• **Task instructions**: Reproduce every line of the material below, but drop the pictures.

• **Material provided**:
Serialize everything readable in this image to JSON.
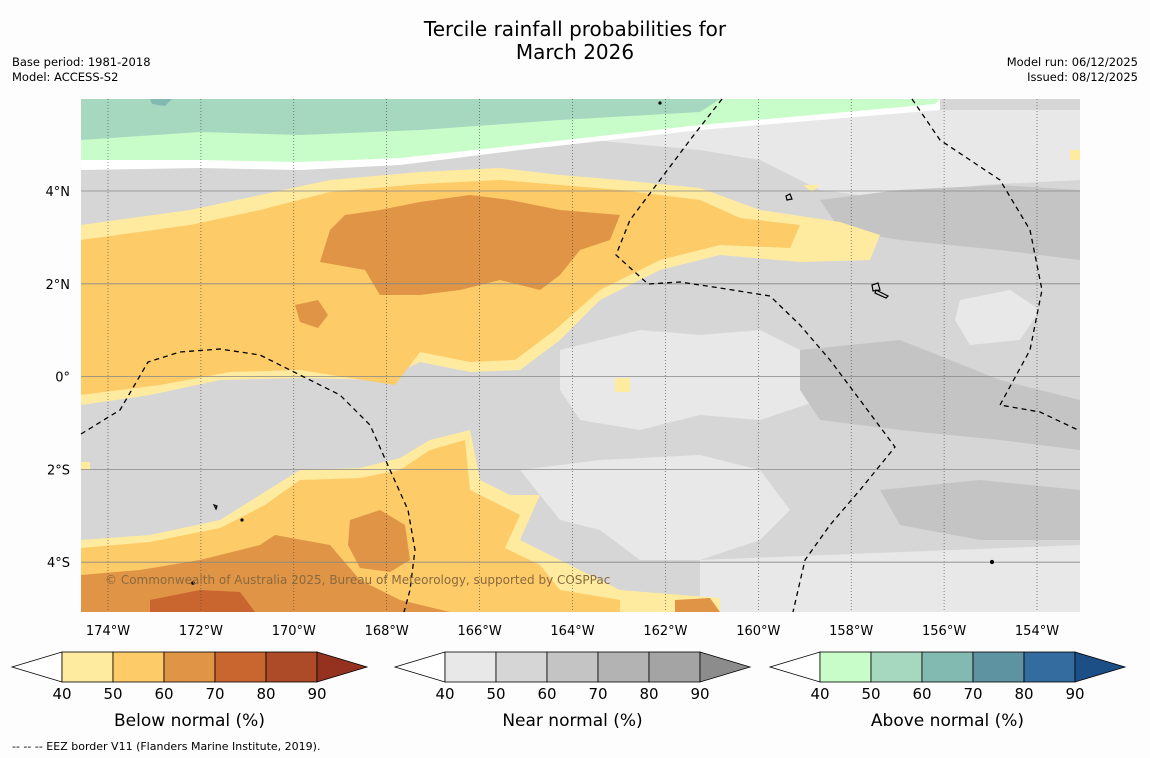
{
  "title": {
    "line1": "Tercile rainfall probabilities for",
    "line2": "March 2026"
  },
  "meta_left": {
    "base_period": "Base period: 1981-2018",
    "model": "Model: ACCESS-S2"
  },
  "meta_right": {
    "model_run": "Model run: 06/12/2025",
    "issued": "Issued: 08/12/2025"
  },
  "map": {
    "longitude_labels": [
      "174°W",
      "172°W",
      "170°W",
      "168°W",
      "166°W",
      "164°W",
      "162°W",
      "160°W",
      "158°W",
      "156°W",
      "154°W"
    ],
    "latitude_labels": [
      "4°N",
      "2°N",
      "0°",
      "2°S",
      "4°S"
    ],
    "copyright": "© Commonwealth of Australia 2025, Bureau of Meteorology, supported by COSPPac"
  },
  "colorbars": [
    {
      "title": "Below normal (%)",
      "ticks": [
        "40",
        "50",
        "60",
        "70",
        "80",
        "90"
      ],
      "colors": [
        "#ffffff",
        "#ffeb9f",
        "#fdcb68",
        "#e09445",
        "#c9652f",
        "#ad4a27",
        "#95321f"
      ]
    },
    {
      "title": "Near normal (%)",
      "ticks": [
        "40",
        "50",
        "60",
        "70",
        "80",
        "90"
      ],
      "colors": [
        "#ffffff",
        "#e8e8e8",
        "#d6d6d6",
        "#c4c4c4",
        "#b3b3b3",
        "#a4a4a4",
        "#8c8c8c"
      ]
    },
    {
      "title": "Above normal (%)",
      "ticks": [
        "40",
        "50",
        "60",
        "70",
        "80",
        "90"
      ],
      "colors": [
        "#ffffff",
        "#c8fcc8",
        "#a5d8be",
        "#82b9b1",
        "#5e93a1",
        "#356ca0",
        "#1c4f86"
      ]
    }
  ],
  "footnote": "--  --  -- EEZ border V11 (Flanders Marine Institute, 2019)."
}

• **Full answer**:
Serialize everything readable in this image to JSON.
{
  "title": {
    "line1": "Tercile rainfall probabilities for",
    "line2": "March 2026"
  },
  "meta_left": {
    "base_period": "Base period: 1981-2018",
    "model": "Model: ACCESS-S2"
  },
  "meta_right": {
    "model_run": "Model run: 06/12/2025",
    "issued": "Issued: 08/12/2025"
  },
  "map": {
    "longitude_labels": [
      "174°W",
      "172°W",
      "170°W",
      "168°W",
      "166°W",
      "164°W",
      "162°W",
      "160°W",
      "158°W",
      "156°W",
      "154°W"
    ],
    "latitude_labels": [
      "4°N",
      "2°N",
      "0°",
      "2°S",
      "4°S"
    ],
    "copyright": "© Commonwealth of Australia 2025, Bureau of Meteorology, supported by COSPPac"
  },
  "colorbars": [
    {
      "title": "Below normal (%)",
      "ticks": [
        "40",
        "50",
        "60",
        "70",
        "80",
        "90"
      ],
      "colors": [
        "#ffffff",
        "#ffeb9f",
        "#fdcb68",
        "#e09445",
        "#c9652f",
        "#ad4a27",
        "#95321f"
      ]
    },
    {
      "title": "Near normal (%)",
      "ticks": [
        "40",
        "50",
        "60",
        "70",
        "80",
        "90"
      ],
      "colors": [
        "#ffffff",
        "#e8e8e8",
        "#d6d6d6",
        "#c4c4c4",
        "#b3b3b3",
        "#a4a4a4",
        "#8c8c8c"
      ]
    },
    {
      "title": "Above normal (%)",
      "ticks": [
        "40",
        "50",
        "60",
        "70",
        "80",
        "90"
      ],
      "colors": [
        "#ffffff",
        "#c8fcc8",
        "#a5d8be",
        "#82b9b1",
        "#5e93a1",
        "#356ca0",
        "#1c4f86"
      ]
    }
  ],
  "footnote": "--  --  -- EEZ border V11 (Flanders Marine Institute, 2019)."
}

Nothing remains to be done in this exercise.